*PROBLEM REQUIREMENTS*: Where does the string "SEVERE" appear? Copy every line of the entries below that holds it.

*EXERCISE INPUTS*:
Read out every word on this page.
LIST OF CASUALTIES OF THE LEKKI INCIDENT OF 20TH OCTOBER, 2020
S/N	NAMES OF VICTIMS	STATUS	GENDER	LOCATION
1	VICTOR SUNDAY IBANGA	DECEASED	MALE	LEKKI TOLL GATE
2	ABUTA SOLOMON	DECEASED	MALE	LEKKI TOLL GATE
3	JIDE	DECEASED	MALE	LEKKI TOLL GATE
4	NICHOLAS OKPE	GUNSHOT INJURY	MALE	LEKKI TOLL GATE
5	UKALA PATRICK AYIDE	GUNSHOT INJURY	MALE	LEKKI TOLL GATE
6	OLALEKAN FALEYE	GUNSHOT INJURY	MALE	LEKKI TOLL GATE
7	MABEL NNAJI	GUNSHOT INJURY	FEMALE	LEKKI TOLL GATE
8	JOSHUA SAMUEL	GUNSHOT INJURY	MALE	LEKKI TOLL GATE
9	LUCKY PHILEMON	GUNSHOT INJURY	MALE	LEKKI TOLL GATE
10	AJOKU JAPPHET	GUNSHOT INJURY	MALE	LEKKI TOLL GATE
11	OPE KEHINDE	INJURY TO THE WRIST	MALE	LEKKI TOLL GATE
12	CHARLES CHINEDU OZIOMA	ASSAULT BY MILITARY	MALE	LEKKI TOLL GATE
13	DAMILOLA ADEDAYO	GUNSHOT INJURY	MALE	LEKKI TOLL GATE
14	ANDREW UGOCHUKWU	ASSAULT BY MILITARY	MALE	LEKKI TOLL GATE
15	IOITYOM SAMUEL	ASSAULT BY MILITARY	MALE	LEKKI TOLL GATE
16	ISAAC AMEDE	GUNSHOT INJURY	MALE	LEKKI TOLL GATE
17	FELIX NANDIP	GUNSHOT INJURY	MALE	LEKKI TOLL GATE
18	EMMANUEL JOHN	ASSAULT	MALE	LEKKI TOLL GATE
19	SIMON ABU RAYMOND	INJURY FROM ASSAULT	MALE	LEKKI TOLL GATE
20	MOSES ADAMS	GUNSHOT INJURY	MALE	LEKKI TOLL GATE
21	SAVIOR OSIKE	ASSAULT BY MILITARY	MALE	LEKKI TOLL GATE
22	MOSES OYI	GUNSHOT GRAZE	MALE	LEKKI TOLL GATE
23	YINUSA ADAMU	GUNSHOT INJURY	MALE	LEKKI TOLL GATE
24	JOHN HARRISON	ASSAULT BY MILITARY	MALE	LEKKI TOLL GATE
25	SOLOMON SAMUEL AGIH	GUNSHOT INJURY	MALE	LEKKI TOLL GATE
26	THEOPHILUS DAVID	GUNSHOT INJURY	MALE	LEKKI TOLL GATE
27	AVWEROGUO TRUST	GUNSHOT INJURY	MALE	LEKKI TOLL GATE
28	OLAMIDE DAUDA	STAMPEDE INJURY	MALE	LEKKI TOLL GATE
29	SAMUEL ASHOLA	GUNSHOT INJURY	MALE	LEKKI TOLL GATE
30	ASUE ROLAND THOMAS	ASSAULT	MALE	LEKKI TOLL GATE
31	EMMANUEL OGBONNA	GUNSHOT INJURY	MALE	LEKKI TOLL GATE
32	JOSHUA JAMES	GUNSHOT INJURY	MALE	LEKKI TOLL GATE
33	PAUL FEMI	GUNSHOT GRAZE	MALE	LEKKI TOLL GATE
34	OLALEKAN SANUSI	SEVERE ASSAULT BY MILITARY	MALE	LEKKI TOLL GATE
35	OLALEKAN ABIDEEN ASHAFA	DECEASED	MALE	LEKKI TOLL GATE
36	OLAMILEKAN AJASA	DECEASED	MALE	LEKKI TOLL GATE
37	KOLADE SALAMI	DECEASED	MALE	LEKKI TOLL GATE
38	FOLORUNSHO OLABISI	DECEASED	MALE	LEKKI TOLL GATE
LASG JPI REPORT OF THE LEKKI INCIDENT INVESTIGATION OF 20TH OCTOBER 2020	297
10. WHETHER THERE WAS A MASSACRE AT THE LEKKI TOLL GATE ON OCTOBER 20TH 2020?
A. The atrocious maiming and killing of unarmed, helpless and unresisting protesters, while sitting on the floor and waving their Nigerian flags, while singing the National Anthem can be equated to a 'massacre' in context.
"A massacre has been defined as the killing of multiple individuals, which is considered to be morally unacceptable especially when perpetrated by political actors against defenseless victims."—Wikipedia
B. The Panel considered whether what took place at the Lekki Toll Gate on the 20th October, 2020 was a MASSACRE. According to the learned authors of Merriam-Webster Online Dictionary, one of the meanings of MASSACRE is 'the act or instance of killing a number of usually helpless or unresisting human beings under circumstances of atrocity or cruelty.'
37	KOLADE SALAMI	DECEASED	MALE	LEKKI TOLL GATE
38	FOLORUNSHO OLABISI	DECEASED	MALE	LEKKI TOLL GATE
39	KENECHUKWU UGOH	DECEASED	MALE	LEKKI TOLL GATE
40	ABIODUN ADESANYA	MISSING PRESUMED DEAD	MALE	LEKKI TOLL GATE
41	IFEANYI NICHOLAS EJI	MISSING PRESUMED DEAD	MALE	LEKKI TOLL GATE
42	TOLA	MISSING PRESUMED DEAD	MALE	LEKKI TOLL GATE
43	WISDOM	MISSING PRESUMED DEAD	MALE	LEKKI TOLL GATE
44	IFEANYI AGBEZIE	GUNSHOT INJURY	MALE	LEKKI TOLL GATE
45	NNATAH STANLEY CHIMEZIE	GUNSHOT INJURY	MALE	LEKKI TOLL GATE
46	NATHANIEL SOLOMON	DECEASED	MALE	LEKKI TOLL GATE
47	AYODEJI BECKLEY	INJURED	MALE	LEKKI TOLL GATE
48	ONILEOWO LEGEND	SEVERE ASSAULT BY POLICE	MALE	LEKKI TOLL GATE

*TASK RESULT*:
34	OLALEKAN SANUSI	SEVERE ASSAULT BY MILITARY	MALE	LEKKI TOLL GATE
48	ONILEOWO LEGEND	SEVERE ASSAULT BY POLICE	MALE	LEKKI TOLL GATE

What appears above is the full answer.